__The exercise__
Leave out the pictures and copy each record below exactly.

Records from a collection

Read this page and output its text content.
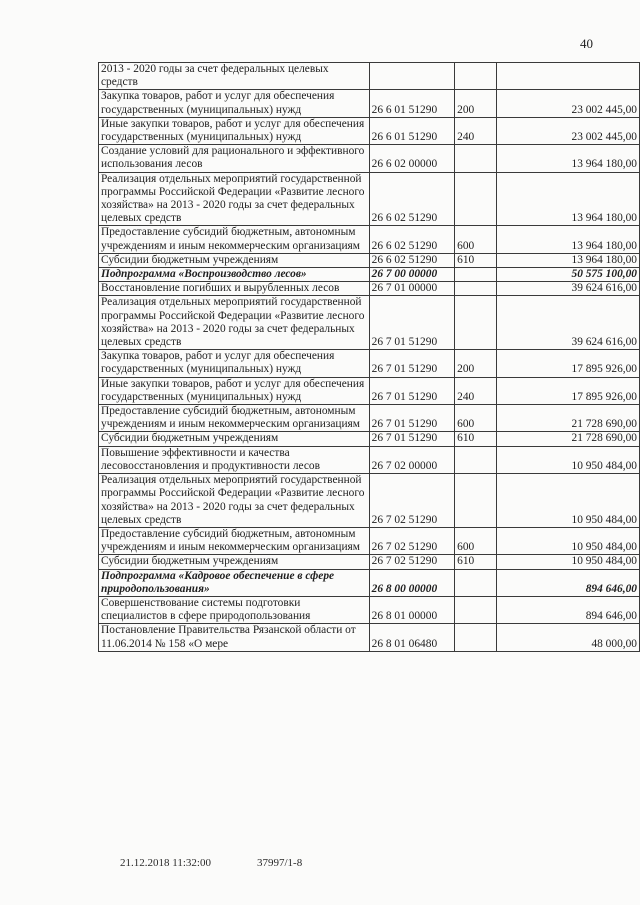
40
2013 - 2020 годы за счет федеральных целевых средств			
Закупка товаров, работ и услуг для обеспечения государственных (муниципальных) нужд	26 6 01 51290	200	23 002 445,00
Иные закупки товаров, работ и услуг для обеспечения государственных (муниципальных) нужд	26 6 01 51290	240	23 002 445,00
Создание условий для рационального и эффективного использования лесов	26 6 02 00000		13 964 180,00
Реализация отдельных мероприятий государственной программы Российской Федерации «Развитие лесного хозяйства» на 2013 - 2020 годы за счет федеральных целевых средств	26 6 02 51290		13 964 180,00
Предоставление субсидий бюджетным, автономным учреждениям и иным некоммерческим организациям	26 6 02 51290	600	13 964 180,00
Субсидии бюджетным учреждениям	26 6 02 51290	610	13 964 180,00
Подпрограмма «Воспроизводство лесов»	26 7 00 00000		50 575 100,00
Восстановление погибших и вырубленных лесов	26 7 01 00000		39 624 616,00
Реализация отдельных мероприятий государственной программы Российской Федерации «Развитие лесного хозяйства» на 2013 - 2020 годы за счет федеральных целевых средств	26 7 01 51290		39 624 616,00
Закупка товаров, работ и услуг для обеспечения государственных (муниципальных) нужд	26 7 01 51290	200	17 895 926,00
Иные закупки товаров, работ и услуг для обеспечения государственных (муниципальных) нужд	26 7 01 51290	240	17 895 926,00
Предоставление субсидий бюджетным, автономным учреждениям и иным некоммерческим организациям	26 7 01 51290	600	21 728 690,00
Субсидии бюджетным учреждениям	26 7 01 51290	610	21 728 690,00
Повышение эффективности и качества лесовосстановления и продуктивности лесов	26 7 02 00000		10 950 484,00
Реализация отдельных мероприятий государственной программы Российской Федерации «Развитие лесного хозяйства» на 2013 - 2020 годы за счет федеральных целевых средств	26 7 02 51290		10 950 484,00
Предоставление субсидий бюджетным, автономным учреждениям и иным некоммерческим организациям	26 7 02 51290	600	10 950 484,00
Субсидии бюджетным учреждениям	26 7 02 51290	610	10 950 484,00
Подпрограмма «Кадровое обеспечение в сфере природопользования»	26 8 00 00000		894 646,00
Совершенствование системы подготовки специалистов в сфере природопользования	26 8 01 00000		894 646,00
Постановление Правительства Рязанской области от 11.06.2014 № 158 «О мере	26 8 01 06480		48 000,00
21.12.2018 11:32:00	37997/1-8
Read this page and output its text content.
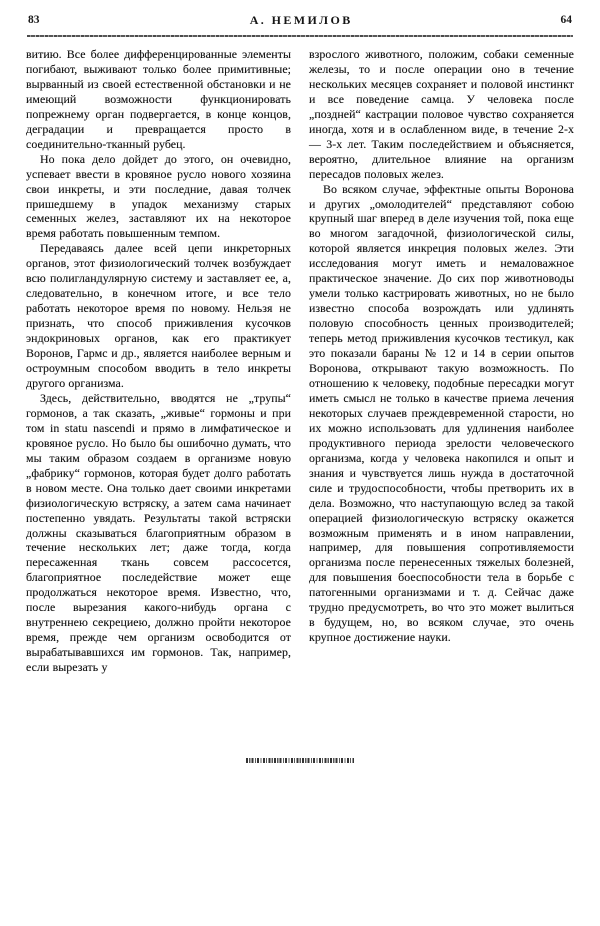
83	А. НЕМИЛОВ	64

витию. Все более дифференцированные элементы погибают, выживают только более примитивные; вырванный из своей естественной обстановки и не имеющий возможности функционировать попрежнему орган подвергается, в конце концов, деградации и превращается просто в соединительно-тканный рубец.

Но пока дело дойдет до этого, он очевидно, успевает ввести в кровяное русло нового хозяина свои инкреты, и эти последние, давая толчек пришедшему в упадок механизму старых семенных желез, заставляют их на некоторое время работать повышенным темпом.

Передаваясь далее всей цепи инкреторных органов, этот физиологический толчек возбуждает всю полигландулярную систему и заставляет ее, а, следовательно, в конечном итоге, и все тело работать некоторое время по новому. Нельзя не признать, что способ приживления кусочков эндокриновых органов, как его практикует Воронов, Гармс и др., является наиболее верным и остроумным способом вводить в тело инкреты другого организма.

Здесь, действительно, вводятся не „трупы“ гормонов, а так сказать, „живые“ гормоны и при том in statu nascendi и прямо в лимфатическое и кровяное русло. Но было бы ошибочно думать, что мы таким образом создаем в организме новую „фабрику“ гормонов, которая будет долго работать в новом месте. Она только дает своими инкретами физиологическую встряску, а затем сама начинает постепенно увядать. Результаты такой встряски должны сказываться благоприятным образом в течение нескольких лет; даже тогда, когда пересаженная ткань совсем рассосется, благоприятное последействие может еще продолжаться некоторое время. Известно, что, после вырезания какого-нибудь органа с внутреннею секрециею, должно пройти некоторое время, прежде чем организм освободится от вырабатывавшихся им гормонов. Так, например, если вырезать у

взрослого животного, положим, собаки семенные железы, то и после операции оно в течение нескольких месяцев сохраняет и половой инстинкт и все поведение самца. У человека после „поздней“ кастрации половое чувство сохраняется иногда, хотя и в ослабленном виде, в течение 2-х — 3-х лет. Таким последействием и объясняется, вероятно, длительное влияние на организм пересадов половых желез.

Во всяком случае, эффектные опыты Воронова и других „омолодителей“ представляют собою крупный шаг вперед в деле изучения той, пока еще во многом загадочной, физиологической силы, которой является инкреция половых желез. Эти исследования могут иметь и немаловажное практическое значение. До сих пор животноводы умели только кастрировать животных, но не было известно способа возрождать или удлинять половую способность ценных производителей; теперь метод приживления кусочков тестикул, как это показали бараны № 12 и 14 в серии опытов Воронова, открывают такую возможность. По отношению к человеку, подобные пересадки могут иметь смысл не только в качестве приема лечения некоторых случаев преждевременной старости, но их можно использовать для удлинения наиболее продуктивного периода зрелости человеческого организма, когда у человека накопился и опыт и знания и чувствуется лишь нужда в достаточной силе и трудоспособности, чтобы претворить их в дела. Возможно, что наступающую вслед за такой операцией физиологическую встряску окажется возможным применять и в ином направлении, например, для повышения сопротивляемости организма после перенесенных тяжелых болезней, для повышения боеспособности тела в борьбе с патогенными организмами и т. д. Сейчас даже трудно предусмотреть, во что это может вылиться в будущем, но, во всяком случае, это очень крупное достижение науки.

__Response below__
Read this page and output its text content.
40
2013 - 2020 годы за счет федеральных целевых средств			
Закупка товаров, работ и услуг для обеспечения государственных (муниципальных) нужд	26 6 01 51290	200	23 002 445,00
Иные закупки товаров, работ и услуг для обеспечения государственных (муниципальных) нужд	26 6 01 51290	240	23 002 445,00
Создание условий для рационального и эффективного использования лесов	26 6 02 00000		13 964 180,00
Реализация отдельных мероприятий государственной программы Российской Федерации «Развитие лесного хозяйства» на 2013 - 2020 годы за счет федеральных целевых средств	26 6 02 51290		13 964 180,00
Предоставление субсидий бюджетным, автономным учреждениям и иным некоммерческим организациям	26 6 02 51290	600	13 964 180,00
Субсидии бюджетным учреждениям	26 6 02 51290	610	13 964 180,00
Подпрограмма «Воспроизводство лесов»	26 7 00 00000		50 575 100,00
Восстановление погибших и вырубленных лесов	26 7 01 00000		39 624 616,00
Реализация отдельных мероприятий государственной программы Российской Федерации «Развитие лесного хозяйства» на 2013 - 2020 годы за счет федеральных целевых средств	26 7 01 51290		39 624 616,00
Закупка товаров, работ и услуг для обеспечения государственных (муниципальных) нужд	26 7 01 51290	200	17 895 926,00
Иные закупки товаров, работ и услуг для обеспечения государственных (муниципальных) нужд	26 7 01 51290	240	17 895 926,00
Предоставление субсидий бюджетным, автономным учреждениям и иным некоммерческим организациям	26 7 01 51290	600	21 728 690,00
Субсидии бюджетным учреждениям	26 7 01 51290	610	21 728 690,00
Повышение эффективности и качества лесовосстановления и продуктивности лесов	26 7 02 00000		10 950 484,00
Реализация отдельных мероприятий государственной программы Российской Федерации «Развитие лесного хозяйства» на 2013 - 2020 годы за счет федеральных целевых средств	26 7 02 51290		10 950 484,00
Предоставление субсидий бюджетным, автономным учреждениям и иным некоммерческим организациям	26 7 02 51290	600	10 950 484,00
Субсидии бюджетным учреждениям	26 7 02 51290	610	10 950 484,00
Подпрограмма «Кадровое обеспечение в сфере природопользования»	26 8 00 00000		894 646,00
Совершенствование системы подготовки специалистов в сфере природопользования	26 8 01 00000		894 646,00
Постановление Правительства Рязанской области от 11.06.2014 № 158 «О мере	26 8 01 06480		48 000,00
21.12.2018 11:32:00	37997/1-8
Read this page and output its text content.
83	А. НЕМИЛОВ	64

витию. Все более дифференцированные элементы погибают, выживают только более примитивные; вырванный из своей естественной обстановки и не имеющий возможности функционировать попрежнему орган подвергается, в конце концов, деградации и превращается просто в соединительно-тканный рубец.

Но пока дело дойдет до этого, он очевидно, успевает ввести в кровяное русло нового хозяина свои инкреты, и эти последние, давая толчек пришедшему в упадок механизму старых семенных желез, заставляют их на некоторое время работать повышенным темпом.

Передаваясь далее всей цепи инкреторных органов, этот физиологический толчек возбуждает всю полигландулярную систему и заставляет ее, а, следовательно, в конечном итоге, и все тело работать некоторое время по новому. Нельзя не признать, что способ приживления кусочков эндокриновых органов, как его практикует Воронов, Гармс и др., является наиболее верным и остроумным способом вводить в тело инкреты другого организма.

Здесь, действительно, вводятся не „трупы“ гормонов, а так сказать, „живые“ гормоны и при том in statu nascendi и прямо в лимфатическое и кровяное русло. Но было бы ошибочно думать, что мы таким образом создаем в организме новую „фабрику“ гормонов, которая будет долго работать в новом месте. Она только дает своими инкретами физиологическую встряску, а затем сама начинает постепенно увядать. Результаты такой встряски должны сказываться благоприятным образом в течение нескольких лет; даже тогда, когда пересаженная ткань совсем рассосется, благоприятное последействие может еще продолжаться некоторое время. Известно, что, после вырезания какого-нибудь органа с внутреннею секрециею, должно пройти некоторое время, прежде чем организм освободится от вырабатывавшихся им гормонов. Так, например, если вырезать у

взрослого животного, положим, собаки семенные железы, то и после операции оно в течение нескольких месяцев сохраняет и половой инстинкт и все поведение самца. У человека после „поздней“ кастрации половое чувство сохраняется иногда, хотя и в ослабленном виде, в течение 2-х — 3-х лет. Таким последействием и объясняется, вероятно, длительное влияние на организм пересадов половых желез.

Во всяком случае, эффектные опыты Воронова и других „омолодителей“ представляют собою крупный шаг вперед в деле изучения той, пока еще во многом загадочной, физиологической силы, которой является инкреция половых желез. Эти исследования могут иметь и немаловажное практическое значение. До сих пор животноводы умели только кастрировать животных, но не было известно способа возрождать или удлинять половую способность ценных производителей; теперь метод приживления кусочков тестикул, как это показали бараны № 12 и 14 в серии опытов Воронова, открывают такую возможность. По отношению к человеку, подобные пересадки могут иметь смысл не только в качестве приема лечения некоторых случаев преждевременной старости, но их можно использовать для удлинения наиболее продуктивного периода зрелости человеческого организма, когда у человека накопился и опыт и знания и чувствуется лишь нужда в достаточной силе и трудоспособности, чтобы претворить их в дела. Возможно, что наступающую вслед за такой операцией физиологическую встряску окажется возможным применять и в ином направлении, например, для повышения сопротивляемости организма после перенесенных тяжелых болезней, для повышения боеспособности тела в борьбе с патогенными организмами и т. д. Сейчас даже трудно предусмотреть, во что это может вылиться в будущем, но, во всяком случае, это очень крупное достижение науки.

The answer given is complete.